* To be done *
Please set down the lines of the records below as a numbered list, beginning with the line that contains "Where is each" and continuing through the line that contains "close-button[interactable]: ✕ xyxy=(1236,10,1264,44)", skipping blank lines and leaving out the pictures.

* Data for processing *
• • • •
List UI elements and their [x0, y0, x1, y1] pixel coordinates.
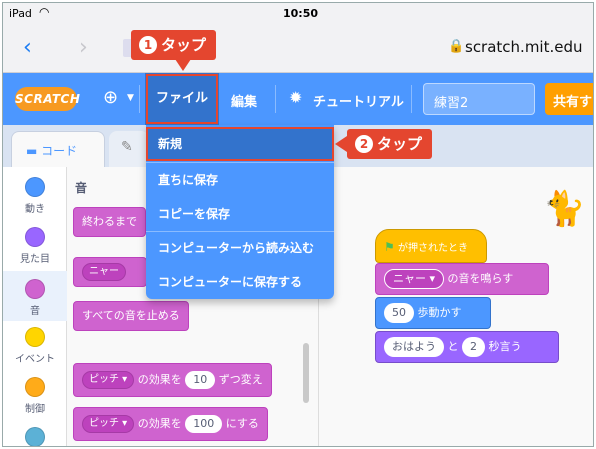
• • • •
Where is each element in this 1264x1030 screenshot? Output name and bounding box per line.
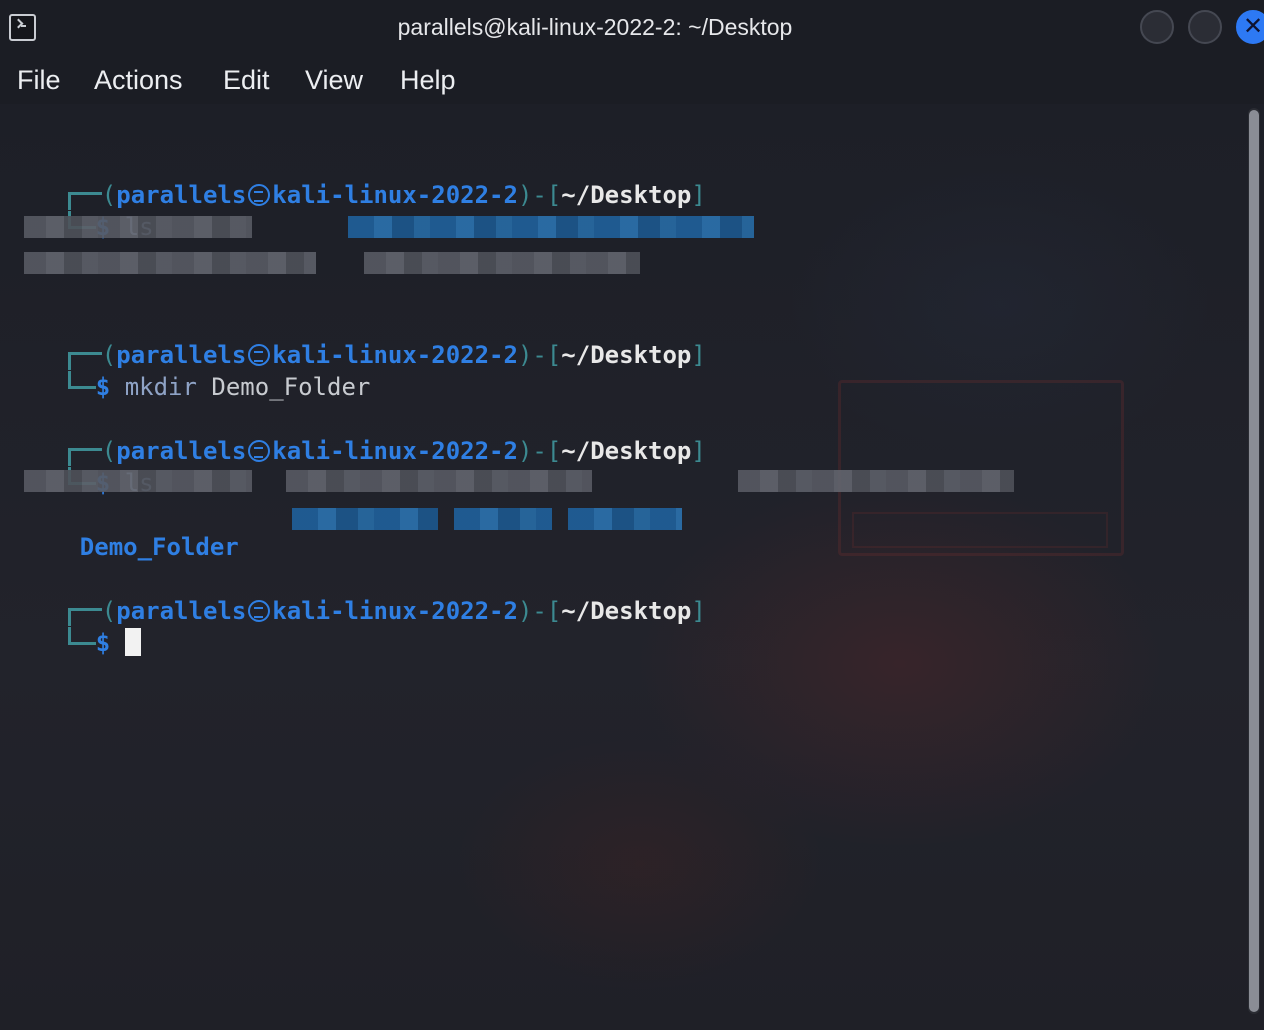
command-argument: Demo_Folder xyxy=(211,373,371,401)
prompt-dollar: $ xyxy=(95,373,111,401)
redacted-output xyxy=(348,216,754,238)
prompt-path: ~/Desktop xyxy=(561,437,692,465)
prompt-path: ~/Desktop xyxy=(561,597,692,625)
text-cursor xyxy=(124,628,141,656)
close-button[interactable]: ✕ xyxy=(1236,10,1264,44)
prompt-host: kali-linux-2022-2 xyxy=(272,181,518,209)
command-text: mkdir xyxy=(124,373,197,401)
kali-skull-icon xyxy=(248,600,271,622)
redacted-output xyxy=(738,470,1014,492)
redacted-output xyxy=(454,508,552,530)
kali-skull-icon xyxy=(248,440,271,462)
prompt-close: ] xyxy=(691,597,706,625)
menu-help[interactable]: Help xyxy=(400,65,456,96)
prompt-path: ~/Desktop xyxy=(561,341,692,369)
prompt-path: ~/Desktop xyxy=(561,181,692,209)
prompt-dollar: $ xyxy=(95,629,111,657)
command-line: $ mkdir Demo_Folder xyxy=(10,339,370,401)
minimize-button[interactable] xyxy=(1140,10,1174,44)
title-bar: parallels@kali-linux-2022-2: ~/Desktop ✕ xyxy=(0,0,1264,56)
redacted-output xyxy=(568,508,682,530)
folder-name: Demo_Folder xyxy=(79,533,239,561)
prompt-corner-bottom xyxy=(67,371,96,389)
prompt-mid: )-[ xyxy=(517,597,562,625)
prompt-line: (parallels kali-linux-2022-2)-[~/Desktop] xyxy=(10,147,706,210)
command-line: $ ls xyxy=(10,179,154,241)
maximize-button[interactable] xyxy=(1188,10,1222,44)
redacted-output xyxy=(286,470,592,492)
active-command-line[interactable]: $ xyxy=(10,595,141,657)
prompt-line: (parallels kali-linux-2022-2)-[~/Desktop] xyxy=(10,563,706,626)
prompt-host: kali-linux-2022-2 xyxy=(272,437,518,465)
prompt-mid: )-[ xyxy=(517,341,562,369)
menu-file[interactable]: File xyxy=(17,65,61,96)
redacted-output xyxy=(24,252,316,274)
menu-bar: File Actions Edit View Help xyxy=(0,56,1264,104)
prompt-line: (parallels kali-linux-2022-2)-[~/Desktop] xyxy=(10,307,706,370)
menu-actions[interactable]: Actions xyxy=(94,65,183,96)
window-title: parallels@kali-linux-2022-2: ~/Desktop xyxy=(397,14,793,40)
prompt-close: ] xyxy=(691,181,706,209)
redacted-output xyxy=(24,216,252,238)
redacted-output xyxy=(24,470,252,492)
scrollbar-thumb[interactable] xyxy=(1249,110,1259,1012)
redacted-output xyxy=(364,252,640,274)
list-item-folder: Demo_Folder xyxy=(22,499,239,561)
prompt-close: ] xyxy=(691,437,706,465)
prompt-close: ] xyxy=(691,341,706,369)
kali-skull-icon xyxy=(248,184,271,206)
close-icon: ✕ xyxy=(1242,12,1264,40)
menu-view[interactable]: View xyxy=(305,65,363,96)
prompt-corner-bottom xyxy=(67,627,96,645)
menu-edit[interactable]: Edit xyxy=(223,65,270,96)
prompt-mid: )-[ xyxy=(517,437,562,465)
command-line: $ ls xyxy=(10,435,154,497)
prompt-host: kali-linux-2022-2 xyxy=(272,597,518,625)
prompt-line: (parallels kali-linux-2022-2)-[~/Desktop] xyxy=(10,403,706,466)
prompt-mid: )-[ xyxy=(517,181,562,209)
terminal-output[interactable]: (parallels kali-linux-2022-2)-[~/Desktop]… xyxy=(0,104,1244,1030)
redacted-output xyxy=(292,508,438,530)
• • • •
* Task result *
1. Where is each element in this 1264x1030 screenshot? Output name and bounding box per line.
2. command-argument: Demo_Folder xyxy=(211,373,371,401)
3. prompt-dollar: $ xyxy=(95,373,111,401)
4. redacted-output xyxy=(348,216,754,238)
5. prompt-path: ~/Desktop xyxy=(561,437,692,465)
6. prompt-path: ~/Desktop xyxy=(561,597,692,625)
7. text-cursor xyxy=(124,628,141,656)
8. close-button[interactable]: ✕ xyxy=(1236,10,1264,44)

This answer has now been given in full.